==== RECORDS FOR THIS EXERCISE ====
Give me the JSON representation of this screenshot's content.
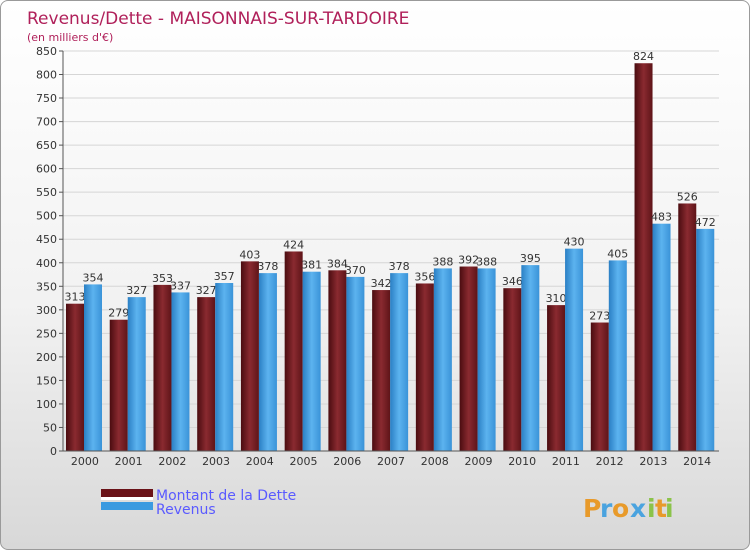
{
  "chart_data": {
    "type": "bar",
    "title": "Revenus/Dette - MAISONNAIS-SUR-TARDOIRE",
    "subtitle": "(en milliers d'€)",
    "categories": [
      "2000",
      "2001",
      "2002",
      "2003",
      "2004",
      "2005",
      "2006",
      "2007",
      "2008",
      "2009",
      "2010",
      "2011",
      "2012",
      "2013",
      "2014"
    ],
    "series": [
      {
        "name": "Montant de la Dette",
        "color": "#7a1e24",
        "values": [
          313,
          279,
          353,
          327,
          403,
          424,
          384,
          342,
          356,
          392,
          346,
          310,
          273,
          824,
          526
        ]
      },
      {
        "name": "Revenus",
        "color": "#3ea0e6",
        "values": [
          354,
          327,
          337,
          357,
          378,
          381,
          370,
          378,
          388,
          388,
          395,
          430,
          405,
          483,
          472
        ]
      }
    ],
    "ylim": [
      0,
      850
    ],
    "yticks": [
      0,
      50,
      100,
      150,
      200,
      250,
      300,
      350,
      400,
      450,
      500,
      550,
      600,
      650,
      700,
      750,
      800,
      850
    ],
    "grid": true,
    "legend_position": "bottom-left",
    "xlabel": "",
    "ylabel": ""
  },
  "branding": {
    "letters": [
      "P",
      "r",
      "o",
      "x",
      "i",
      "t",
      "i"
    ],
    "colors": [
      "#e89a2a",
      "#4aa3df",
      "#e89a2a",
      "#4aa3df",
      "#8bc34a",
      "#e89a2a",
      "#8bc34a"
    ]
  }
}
====
Each line that holds the word "name" should be extracted from the records.

        "name": "Montant de la Dette",
        "name": "Revenus",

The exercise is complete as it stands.